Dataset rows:
*-*-*
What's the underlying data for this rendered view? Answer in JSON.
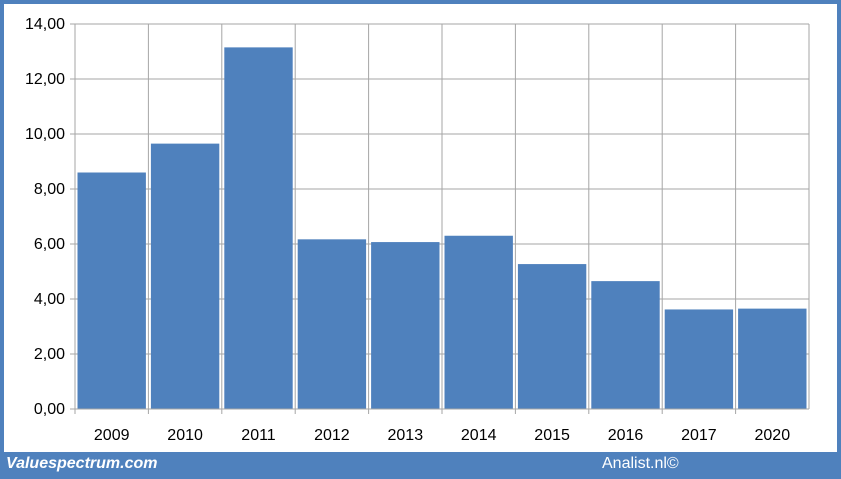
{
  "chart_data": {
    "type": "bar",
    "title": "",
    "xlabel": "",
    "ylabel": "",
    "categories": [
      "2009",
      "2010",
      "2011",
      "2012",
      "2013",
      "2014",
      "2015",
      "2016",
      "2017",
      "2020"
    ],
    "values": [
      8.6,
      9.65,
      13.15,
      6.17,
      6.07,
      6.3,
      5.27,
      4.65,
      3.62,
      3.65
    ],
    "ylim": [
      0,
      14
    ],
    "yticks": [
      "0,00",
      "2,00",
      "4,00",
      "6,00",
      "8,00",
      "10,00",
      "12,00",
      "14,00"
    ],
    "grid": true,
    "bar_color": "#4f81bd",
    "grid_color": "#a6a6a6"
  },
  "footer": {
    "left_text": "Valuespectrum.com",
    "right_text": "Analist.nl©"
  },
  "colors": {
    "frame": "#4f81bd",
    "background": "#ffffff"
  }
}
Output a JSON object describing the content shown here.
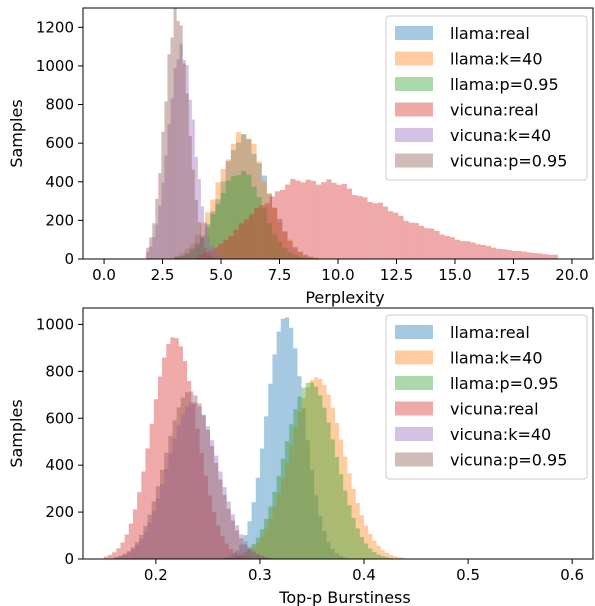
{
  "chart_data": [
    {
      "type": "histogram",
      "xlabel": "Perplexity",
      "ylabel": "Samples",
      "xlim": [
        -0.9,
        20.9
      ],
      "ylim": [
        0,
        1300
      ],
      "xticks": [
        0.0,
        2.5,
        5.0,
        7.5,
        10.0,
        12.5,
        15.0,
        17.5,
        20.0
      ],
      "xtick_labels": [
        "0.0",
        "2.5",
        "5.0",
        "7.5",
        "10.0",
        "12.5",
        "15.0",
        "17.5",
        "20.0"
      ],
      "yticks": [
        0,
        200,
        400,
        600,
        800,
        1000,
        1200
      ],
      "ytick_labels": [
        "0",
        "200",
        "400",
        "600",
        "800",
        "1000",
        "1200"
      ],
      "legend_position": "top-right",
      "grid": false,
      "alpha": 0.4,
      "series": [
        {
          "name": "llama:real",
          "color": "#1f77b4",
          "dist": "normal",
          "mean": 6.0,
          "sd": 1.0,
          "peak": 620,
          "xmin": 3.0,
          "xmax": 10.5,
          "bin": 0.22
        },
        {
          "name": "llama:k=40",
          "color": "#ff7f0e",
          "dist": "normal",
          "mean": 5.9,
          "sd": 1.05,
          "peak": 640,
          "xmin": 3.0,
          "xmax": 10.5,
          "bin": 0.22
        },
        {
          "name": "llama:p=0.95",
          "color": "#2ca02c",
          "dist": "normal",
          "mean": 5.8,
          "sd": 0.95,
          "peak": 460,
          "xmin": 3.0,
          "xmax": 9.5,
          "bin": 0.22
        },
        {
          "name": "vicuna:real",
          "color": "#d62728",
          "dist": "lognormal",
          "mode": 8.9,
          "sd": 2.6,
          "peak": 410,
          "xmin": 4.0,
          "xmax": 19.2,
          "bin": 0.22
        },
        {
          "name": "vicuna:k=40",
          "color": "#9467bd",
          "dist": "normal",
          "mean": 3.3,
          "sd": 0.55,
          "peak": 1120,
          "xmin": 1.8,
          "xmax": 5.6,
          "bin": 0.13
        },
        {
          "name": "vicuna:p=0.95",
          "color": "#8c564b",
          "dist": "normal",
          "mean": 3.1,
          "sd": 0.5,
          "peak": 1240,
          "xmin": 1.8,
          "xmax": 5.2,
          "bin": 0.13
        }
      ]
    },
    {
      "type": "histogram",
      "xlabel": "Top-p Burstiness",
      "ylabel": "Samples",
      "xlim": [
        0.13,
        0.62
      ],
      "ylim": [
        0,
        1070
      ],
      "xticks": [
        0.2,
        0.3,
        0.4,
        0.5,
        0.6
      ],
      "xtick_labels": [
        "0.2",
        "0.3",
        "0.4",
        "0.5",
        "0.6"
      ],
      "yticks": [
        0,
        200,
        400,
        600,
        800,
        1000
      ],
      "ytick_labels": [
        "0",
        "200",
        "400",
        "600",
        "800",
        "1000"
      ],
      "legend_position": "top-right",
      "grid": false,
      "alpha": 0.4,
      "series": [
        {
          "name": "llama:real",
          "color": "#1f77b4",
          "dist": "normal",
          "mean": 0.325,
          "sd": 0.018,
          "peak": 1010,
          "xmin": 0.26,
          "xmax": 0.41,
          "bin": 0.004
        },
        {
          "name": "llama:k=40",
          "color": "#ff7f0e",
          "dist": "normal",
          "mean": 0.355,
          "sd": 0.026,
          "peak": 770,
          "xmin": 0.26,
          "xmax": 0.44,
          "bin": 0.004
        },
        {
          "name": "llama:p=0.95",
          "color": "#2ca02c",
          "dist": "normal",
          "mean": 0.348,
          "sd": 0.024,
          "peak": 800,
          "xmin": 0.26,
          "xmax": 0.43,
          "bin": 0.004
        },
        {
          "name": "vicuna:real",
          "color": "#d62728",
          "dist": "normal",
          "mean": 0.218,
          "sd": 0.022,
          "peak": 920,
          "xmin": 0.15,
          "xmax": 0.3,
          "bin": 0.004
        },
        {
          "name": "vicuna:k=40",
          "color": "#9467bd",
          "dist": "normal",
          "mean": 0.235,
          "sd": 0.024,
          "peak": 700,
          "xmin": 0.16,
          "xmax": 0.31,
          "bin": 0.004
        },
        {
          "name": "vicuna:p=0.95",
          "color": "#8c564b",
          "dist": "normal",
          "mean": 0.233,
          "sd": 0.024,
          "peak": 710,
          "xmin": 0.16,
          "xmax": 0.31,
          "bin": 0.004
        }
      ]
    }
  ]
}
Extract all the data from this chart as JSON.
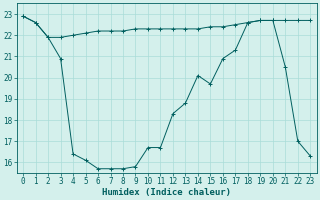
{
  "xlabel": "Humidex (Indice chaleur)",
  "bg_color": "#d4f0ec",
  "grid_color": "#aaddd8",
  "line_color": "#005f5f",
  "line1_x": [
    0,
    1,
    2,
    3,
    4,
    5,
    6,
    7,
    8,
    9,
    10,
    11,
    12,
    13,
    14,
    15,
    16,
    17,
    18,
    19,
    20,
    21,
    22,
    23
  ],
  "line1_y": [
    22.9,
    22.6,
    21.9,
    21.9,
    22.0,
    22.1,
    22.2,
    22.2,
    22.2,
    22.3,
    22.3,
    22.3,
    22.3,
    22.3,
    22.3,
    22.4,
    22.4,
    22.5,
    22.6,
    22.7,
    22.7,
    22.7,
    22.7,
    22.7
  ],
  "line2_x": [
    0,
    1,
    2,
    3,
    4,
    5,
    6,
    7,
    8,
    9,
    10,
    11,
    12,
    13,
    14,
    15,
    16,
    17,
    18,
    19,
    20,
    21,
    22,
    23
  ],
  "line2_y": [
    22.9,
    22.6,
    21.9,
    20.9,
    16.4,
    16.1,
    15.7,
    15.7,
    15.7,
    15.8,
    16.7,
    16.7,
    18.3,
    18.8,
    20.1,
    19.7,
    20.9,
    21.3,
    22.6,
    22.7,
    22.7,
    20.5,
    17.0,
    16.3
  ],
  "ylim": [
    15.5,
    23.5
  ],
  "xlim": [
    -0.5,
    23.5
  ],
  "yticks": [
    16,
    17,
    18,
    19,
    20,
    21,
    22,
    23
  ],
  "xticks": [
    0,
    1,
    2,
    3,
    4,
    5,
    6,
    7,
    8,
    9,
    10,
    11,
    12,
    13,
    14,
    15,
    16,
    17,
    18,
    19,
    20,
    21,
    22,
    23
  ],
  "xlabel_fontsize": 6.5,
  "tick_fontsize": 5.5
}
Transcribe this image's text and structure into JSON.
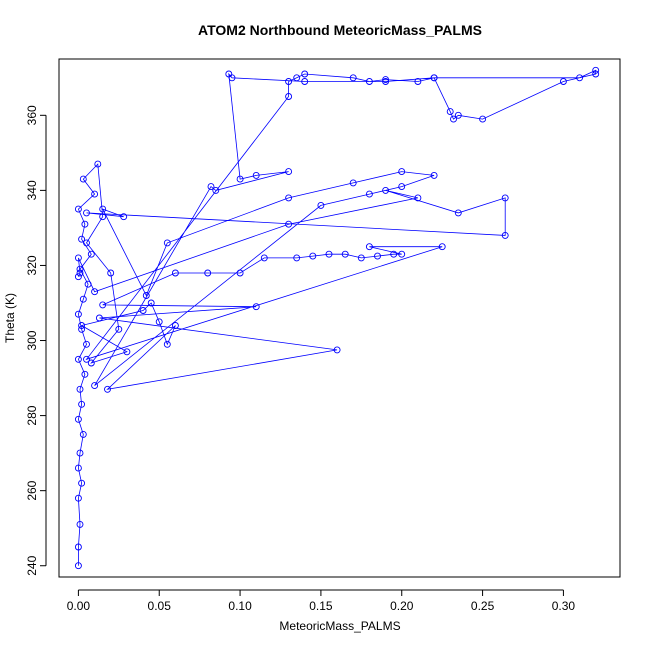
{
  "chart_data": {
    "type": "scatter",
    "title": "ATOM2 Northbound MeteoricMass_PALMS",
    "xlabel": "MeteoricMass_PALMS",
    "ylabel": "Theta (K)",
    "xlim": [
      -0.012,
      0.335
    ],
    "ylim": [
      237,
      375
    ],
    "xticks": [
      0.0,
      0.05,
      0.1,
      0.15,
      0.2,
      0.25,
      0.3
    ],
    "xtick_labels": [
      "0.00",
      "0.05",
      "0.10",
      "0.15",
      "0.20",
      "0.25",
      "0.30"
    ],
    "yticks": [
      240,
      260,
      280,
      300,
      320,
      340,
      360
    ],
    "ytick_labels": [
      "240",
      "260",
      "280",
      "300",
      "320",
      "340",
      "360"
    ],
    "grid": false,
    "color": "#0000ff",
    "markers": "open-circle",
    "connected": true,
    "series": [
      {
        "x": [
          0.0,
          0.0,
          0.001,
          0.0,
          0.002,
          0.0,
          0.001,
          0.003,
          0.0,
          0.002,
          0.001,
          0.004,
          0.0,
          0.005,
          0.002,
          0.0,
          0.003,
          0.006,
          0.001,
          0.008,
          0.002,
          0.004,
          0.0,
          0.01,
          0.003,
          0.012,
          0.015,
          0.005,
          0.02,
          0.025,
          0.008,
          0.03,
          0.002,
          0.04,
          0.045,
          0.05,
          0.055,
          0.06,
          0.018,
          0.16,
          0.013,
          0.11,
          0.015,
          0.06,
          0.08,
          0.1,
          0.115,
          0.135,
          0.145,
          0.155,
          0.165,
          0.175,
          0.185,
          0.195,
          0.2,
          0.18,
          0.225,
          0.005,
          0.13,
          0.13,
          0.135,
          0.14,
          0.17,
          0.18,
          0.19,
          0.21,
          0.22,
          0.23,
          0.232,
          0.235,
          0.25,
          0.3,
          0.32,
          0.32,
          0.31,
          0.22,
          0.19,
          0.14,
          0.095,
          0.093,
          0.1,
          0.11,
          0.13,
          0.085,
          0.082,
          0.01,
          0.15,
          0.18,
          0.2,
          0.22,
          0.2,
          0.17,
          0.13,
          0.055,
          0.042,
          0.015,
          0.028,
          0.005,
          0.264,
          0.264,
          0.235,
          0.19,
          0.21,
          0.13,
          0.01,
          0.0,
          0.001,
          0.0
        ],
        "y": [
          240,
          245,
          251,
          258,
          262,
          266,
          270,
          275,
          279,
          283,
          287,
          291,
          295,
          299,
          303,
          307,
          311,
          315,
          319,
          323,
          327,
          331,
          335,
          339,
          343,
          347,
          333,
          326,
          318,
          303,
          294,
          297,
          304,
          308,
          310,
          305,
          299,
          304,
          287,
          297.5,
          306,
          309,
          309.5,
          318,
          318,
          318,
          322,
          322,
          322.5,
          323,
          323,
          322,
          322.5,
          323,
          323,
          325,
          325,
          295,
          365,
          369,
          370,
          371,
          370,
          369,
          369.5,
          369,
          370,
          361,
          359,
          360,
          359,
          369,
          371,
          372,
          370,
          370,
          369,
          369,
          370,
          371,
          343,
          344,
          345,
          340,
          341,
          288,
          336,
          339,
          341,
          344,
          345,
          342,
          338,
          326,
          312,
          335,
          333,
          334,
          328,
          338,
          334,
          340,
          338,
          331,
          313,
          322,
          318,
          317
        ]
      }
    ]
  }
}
*-*-*
> **What to do**
From the data above, gather every line that includes the word "ylabel".

> **Finished task**
    "ylabel": "",
      "ylabel": "Samples",
      "ylabel": "Samples",
    "ylabel": "Theta (K)",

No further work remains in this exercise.